++++ Dataset excerpts ++++
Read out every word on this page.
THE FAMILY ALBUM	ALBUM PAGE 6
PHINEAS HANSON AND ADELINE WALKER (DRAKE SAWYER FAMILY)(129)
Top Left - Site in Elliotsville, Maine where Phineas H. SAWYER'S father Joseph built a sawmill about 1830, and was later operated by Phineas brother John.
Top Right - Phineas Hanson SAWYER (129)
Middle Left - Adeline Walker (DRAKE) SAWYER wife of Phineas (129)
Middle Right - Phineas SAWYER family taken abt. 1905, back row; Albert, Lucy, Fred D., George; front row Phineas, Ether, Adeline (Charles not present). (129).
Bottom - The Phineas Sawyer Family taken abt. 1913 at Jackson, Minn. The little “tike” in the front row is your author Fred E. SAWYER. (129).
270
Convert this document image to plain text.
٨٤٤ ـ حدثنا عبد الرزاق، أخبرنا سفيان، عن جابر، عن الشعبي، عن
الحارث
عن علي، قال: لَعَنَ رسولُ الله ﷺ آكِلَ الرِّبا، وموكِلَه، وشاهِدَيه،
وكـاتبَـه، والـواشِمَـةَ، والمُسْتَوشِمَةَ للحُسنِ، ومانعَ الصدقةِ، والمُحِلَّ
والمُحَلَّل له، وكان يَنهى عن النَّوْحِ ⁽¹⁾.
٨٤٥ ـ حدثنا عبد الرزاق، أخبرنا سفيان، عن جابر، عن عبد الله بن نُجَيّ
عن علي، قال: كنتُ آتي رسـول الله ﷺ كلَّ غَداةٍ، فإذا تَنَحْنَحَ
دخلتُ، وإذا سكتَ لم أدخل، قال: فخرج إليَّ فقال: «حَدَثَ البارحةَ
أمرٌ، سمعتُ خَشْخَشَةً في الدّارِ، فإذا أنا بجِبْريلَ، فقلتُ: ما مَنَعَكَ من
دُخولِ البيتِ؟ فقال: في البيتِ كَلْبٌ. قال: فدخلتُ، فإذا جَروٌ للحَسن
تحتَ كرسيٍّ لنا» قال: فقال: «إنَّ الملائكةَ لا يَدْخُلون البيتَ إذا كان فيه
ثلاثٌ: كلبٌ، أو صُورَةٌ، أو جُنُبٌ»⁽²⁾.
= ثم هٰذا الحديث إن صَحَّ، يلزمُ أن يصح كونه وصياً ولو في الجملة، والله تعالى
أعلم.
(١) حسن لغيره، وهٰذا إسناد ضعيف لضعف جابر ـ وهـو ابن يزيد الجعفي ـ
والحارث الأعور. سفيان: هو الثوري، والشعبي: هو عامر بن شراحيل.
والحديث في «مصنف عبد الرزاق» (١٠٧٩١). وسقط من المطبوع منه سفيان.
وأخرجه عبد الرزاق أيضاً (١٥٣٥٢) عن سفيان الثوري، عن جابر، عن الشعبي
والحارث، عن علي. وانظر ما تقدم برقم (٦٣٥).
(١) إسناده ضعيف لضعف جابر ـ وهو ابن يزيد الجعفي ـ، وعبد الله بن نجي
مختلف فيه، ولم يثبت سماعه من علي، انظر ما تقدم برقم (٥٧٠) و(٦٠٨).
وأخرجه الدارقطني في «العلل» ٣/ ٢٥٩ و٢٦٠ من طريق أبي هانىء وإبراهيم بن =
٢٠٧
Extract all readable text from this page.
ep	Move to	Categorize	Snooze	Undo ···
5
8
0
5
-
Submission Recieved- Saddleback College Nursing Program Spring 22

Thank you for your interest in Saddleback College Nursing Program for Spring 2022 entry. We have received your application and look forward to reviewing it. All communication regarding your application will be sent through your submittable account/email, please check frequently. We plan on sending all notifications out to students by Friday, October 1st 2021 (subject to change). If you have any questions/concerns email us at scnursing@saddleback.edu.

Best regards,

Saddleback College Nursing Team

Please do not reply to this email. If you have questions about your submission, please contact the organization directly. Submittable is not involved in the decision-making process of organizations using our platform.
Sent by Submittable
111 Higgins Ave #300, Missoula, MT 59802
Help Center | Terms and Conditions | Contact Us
++++
* _Required work_:
Among the lines of the data above, count those holding "أخبرنا" and state only the number.

* _Solution to this problem_:
2